(SOURCE DATA):
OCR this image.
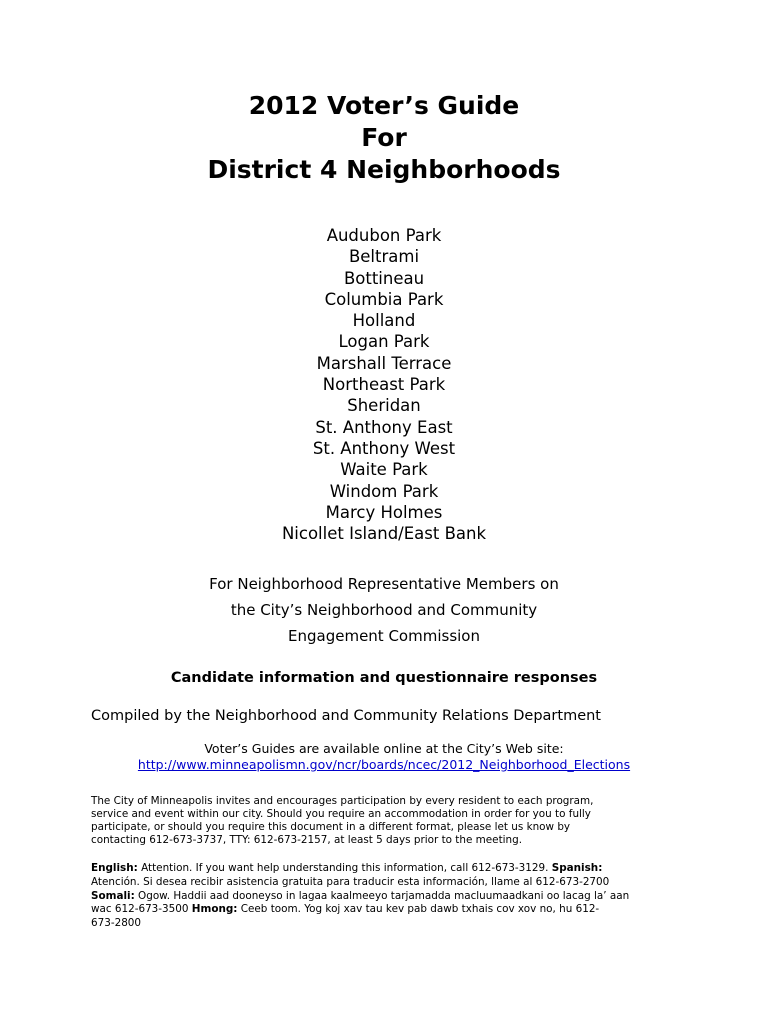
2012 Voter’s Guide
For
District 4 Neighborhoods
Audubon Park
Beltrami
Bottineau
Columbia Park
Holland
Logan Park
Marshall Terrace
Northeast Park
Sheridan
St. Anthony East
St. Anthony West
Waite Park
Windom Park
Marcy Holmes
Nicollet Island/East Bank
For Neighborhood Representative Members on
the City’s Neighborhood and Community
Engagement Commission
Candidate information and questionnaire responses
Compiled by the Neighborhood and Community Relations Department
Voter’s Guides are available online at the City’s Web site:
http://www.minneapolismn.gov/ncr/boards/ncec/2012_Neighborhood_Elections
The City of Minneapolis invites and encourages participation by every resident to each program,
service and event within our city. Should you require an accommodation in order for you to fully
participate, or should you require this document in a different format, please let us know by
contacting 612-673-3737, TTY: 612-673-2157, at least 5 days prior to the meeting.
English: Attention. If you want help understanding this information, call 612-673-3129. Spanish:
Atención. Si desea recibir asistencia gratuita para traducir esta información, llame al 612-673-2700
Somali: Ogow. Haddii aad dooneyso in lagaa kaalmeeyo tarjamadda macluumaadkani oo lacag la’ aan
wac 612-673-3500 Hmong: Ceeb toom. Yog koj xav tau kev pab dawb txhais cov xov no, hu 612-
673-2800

(WHAT THE TASK ASKS):
Looking at the data above, how many lines hold the word "Community"? Respond with the number alone.

(COMPLETE ANSWER):
2